Task statement:
Make an exact copy of all the entries below, with the pictures left out.

Available records:

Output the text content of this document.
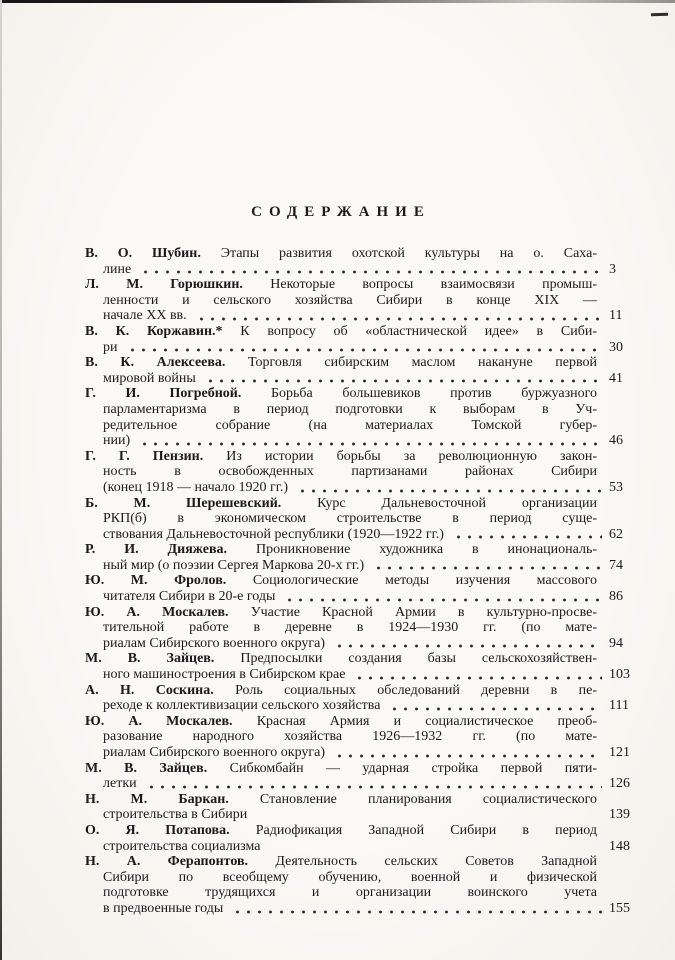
СОДЕРЖАНИЕ
В. О. Шубин. Этапы развития охотской культуры на о. Саха-
лине	3
Л. М. Горюшкин. Некоторые вопросы взаимосвязи промыш-
ленности и сельского хозяйства Сибири в конце XIX —
начале XX вв.	11
В. К. Коржавин.* К вопросу об «областнической идее» в Сиби-
ри	30
В. К. Алексеева. Торговля сибирским маслом накануне первой
мировой войны	41
Г. И. Погребной. Борьба большевиков против буржуазного
парламентаризма в период подготовки к выборам в Уч-
редительное собрание (на материалах Томской губер-
нии)	46
Г. Г. Пензин. Из истории борьбы за революционную закон-
ность в освобожденных партизанами районах Сибири
(конец 1918 — начало 1920 гг.)	53
Б. М. Шерешевский.	Курс Дальневосточной организации
РКП(б) в экономическом строительстве в период суще-
ствования Дальневосточной республики (1920—1922 гг.)	62
Р. И. Дияжева. Проникновение художника в инонациональ-
ный мир (о поэзии Сергея Маркова 20-х гг.)	74
Ю. М. Фролов. Социологические методы изучения массового
читателя Сибири в 20-е годы	86
Ю. А. Москалев. Участие Красной Армии в культурно-просве-
тительной работе в деревне в 1924—1930 гг. (по мате-
риалам Сибирского военного округа)	94
М. В. Зайцев. Предпосылки создания базы сельскохозяйствен-
ного машиностроения в Сибирском крае	103
А. Н. Соскина. Роль социальных обследований деревни в пе-
реходе к коллективизации сельского хозяйства	111
Ю. А. Москалев. Красная Армия и социалистическое преоб-
разование народного хозяйства 1926—1932 гг. (по мате-
риалам Сибирского военного округа)	121
М. В. Зайцев. Сибкомбайн — ударная стройка первой пяти-
летки	126
Н. М. Баркан. Становление планирования социалистического
строительства в Сибири	139
О. Я. Потапова. Радиофикация Западной Сибири в период
строительства социализма	148
Н. А. Ферапонтов. Деятельность сельских Советов Западной
Сибири по всеобщему обучению, военной и физической
подготовке трудящихся и организации воинского учета
в предвоенные годы	155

Solution to the problem:
Output the text content of this document.
СОДЕРЖАНИЕ
В. О. Шубин. Этапы развития охотской культуры на о. Саха-
лине	3
Л. М. Горюшкин. Некоторые вопросы взаимосвязи промыш-
ленности и сельского хозяйства Сибири в конце XIX —
начале XX вв.	11
В. К. Коржавин.* К вопросу об «областнической идее» в Сиби-
ри	30
В. К. Алексеева. Торговля сибирским маслом накануне первой
мировой войны	41
Г. И. Погребной. Борьба большевиков против буржуазного
парламентаризма в период подготовки к выборам в Уч-
редительное собрание (на материалах Томской губер-
нии)	46
Г. Г. Пензин. Из истории борьбы за революционную закон-
ность в освобожденных партизанами районах Сибири
(конец 1918 — начало 1920 гг.)	53
Б. М. Шерешевский.	Курс Дальневосточной организации
РКП(б) в экономическом строительстве в период суще-
ствования Дальневосточной республики (1920—1922 гг.)	62
Р. И. Дияжева. Проникновение художника в инонациональ-
ный мир (о поэзии Сергея Маркова 20-х гг.)	74
Ю. М. Фролов. Социологические методы изучения массового
читателя Сибири в 20-е годы	86
Ю. А. Москалев. Участие Красной Армии в культурно-просве-
тительной работе в деревне в 1924—1930 гг. (по мате-
риалам Сибирского военного округа)	94
М. В. Зайцев. Предпосылки создания базы сельскохозяйствен-
ного машиностроения в Сибирском крае	103
А. Н. Соскина. Роль социальных обследований деревни в пе-
реходе к коллективизации сельского хозяйства	111
Ю. А. Москалев. Красная Армия и социалистическое преоб-
разование народного хозяйства 1926—1932 гг. (по мате-
риалам Сибирского военного округа)	121
М. В. Зайцев. Сибкомбайн — ударная стройка первой пяти-
летки	126
Н. М. Баркан. Становление планирования социалистического
строительства в Сибири	139
О. Я. Потапова. Радиофикация Западной Сибири в период
строительства социализма	148
Н. А. Ферапонтов. Деятельность сельских Советов Западной
Сибири по всеобщему обучению, военной и физической
подготовке трудящихся и организации воинского учета
в предвоенные годы	155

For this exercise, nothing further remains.